- [Description of the task]
Print out every line, exactly as written.

(Items from a figure collection)
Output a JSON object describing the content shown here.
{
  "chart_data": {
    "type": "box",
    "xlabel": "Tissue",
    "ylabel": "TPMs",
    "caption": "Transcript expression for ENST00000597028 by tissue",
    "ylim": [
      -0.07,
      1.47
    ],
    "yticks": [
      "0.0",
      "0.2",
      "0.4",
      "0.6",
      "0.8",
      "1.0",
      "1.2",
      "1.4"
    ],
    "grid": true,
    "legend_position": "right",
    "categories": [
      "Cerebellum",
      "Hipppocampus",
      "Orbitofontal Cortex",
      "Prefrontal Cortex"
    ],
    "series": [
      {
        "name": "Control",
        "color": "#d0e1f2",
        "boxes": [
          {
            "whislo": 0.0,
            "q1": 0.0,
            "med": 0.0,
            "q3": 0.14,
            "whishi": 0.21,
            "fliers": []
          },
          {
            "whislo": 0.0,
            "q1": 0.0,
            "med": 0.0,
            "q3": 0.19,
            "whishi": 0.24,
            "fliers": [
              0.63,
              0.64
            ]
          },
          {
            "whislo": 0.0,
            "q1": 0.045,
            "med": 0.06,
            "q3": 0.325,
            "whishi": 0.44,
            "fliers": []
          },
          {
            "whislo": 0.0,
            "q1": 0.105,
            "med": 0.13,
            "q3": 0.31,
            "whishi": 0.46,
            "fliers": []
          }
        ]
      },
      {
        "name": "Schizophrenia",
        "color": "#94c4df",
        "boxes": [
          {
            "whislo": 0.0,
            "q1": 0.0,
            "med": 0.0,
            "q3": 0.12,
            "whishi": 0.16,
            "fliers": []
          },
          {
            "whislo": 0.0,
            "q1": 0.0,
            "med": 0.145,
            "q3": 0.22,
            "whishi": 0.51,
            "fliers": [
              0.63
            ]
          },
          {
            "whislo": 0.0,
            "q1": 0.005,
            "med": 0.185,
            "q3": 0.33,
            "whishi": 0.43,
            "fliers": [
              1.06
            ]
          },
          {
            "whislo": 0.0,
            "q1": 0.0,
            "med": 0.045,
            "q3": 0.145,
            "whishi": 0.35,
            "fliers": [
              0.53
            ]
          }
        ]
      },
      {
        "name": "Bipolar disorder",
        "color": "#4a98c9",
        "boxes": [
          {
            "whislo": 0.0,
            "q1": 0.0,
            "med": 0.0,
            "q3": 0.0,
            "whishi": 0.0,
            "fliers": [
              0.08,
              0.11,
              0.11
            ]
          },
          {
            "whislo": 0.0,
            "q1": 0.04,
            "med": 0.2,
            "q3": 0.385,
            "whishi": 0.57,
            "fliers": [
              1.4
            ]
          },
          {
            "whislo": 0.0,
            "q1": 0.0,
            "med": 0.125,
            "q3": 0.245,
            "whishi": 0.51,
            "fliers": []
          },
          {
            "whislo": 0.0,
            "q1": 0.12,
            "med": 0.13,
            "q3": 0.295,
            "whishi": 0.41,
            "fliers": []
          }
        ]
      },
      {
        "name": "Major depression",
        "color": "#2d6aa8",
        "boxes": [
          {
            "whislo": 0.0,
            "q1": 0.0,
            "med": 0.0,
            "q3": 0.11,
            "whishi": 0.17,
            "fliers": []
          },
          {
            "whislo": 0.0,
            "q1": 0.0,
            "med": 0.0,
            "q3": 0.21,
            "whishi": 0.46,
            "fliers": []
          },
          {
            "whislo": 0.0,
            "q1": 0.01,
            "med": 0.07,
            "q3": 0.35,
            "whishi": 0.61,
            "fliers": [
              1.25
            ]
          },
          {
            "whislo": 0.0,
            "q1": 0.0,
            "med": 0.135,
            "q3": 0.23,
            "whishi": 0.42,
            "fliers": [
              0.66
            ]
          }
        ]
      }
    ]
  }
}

- [Written answer]
Output a JSON object describing the content shown here.
{
  "chart_data": {
    "type": "box",
    "xlabel": "Tissue",
    "ylabel": "TPMs",
    "caption": "Transcript expression for ENST00000597028 by tissue",
    "ylim": [
      -0.07,
      1.47
    ],
    "yticks": [
      "0.0",
      "0.2",
      "0.4",
      "0.6",
      "0.8",
      "1.0",
      "1.2",
      "1.4"
    ],
    "grid": true,
    "legend_position": "right",
    "categories": [
      "Cerebellum",
      "Hipppocampus",
      "Orbitofontal Cortex",
      "Prefrontal Cortex"
    ],
    "series": [
      {
        "name": "Control",
        "color": "#d0e1f2",
        "boxes": [
          {
            "whislo": 0.0,
            "q1": 0.0,
            "med": 0.0,
            "q3": 0.14,
            "whishi": 0.21,
            "fliers": []
          },
          {
            "whislo": 0.0,
            "q1": 0.0,
            "med": 0.0,
            "q3": 0.19,
            "whishi": 0.24,
            "fliers": [
              0.63,
              0.64
            ]
          },
          {
            "whislo": 0.0,
            "q1": 0.045,
            "med": 0.06,
            "q3": 0.325,
            "whishi": 0.44,
            "fliers": []
          },
          {
            "whislo": 0.0,
            "q1": 0.105,
            "med": 0.13,
            "q3": 0.31,
            "whishi": 0.46,
            "fliers": []
          }
        ]
      },
      {
        "name": "Schizophrenia",
        "color": "#94c4df",
        "boxes": [
          {
            "whislo": 0.0,
            "q1": 0.0,
            "med": 0.0,
            "q3": 0.12,
            "whishi": 0.16,
            "fliers": []
          },
          {
            "whislo": 0.0,
            "q1": 0.0,
            "med": 0.145,
            "q3": 0.22,
            "whishi": 0.51,
            "fliers": [
              0.63
            ]
          },
          {
            "whislo": 0.0,
            "q1": 0.005,
            "med": 0.185,
            "q3": 0.33,
            "whishi": 0.43,
            "fliers": [
              1.06
            ]
          },
          {
            "whislo": 0.0,
            "q1": 0.0,
            "med": 0.045,
            "q3": 0.145,
            "whishi": 0.35,
            "fliers": [
              0.53
            ]
          }
        ]
      },
      {
        "name": "Bipolar disorder",
        "color": "#4a98c9",
        "boxes": [
          {
            "whislo": 0.0,
            "q1": 0.0,
            "med": 0.0,
            "q3": 0.0,
            "whishi": 0.0,
            "fliers": [
              0.08,
              0.11,
              0.11
            ]
          },
          {
            "whislo": 0.0,
            "q1": 0.04,
            "med": 0.2,
            "q3": 0.385,
            "whishi": 0.57,
            "fliers": [
              1.4
            ]
          },
          {
            "whislo": 0.0,
            "q1": 0.0,
            "med": 0.125,
            "q3": 0.245,
            "whishi": 0.51,
            "fliers": []
          },
          {
            "whislo": 0.0,
            "q1": 0.12,
            "med": 0.13,
            "q3": 0.295,
            "whishi": 0.41,
            "fliers": []
          }
        ]
      },
      {
        "name": "Major depression",
        "color": "#2d6aa8",
        "boxes": [
          {
            "whislo": 0.0,
            "q1": 0.0,
            "med": 0.0,
            "q3": 0.11,
            "whishi": 0.17,
            "fliers": []
          },
          {
            "whislo": 0.0,
            "q1": 0.0,
            "med": 0.0,
            "q3": 0.21,
            "whishi": 0.46,
            "fliers": []
          },
          {
            "whislo": 0.0,
            "q1": 0.01,
            "med": 0.07,
            "q3": 0.35,
            "whishi": 0.61,
            "fliers": [
              1.25
            ]
          },
          {
            "whislo": 0.0,
            "q1": 0.0,
            "med": 0.135,
            "q3": 0.23,
            "whishi": 0.42,
            "fliers": [
              0.66
            ]
          }
        ]
      }
    ]
  }
}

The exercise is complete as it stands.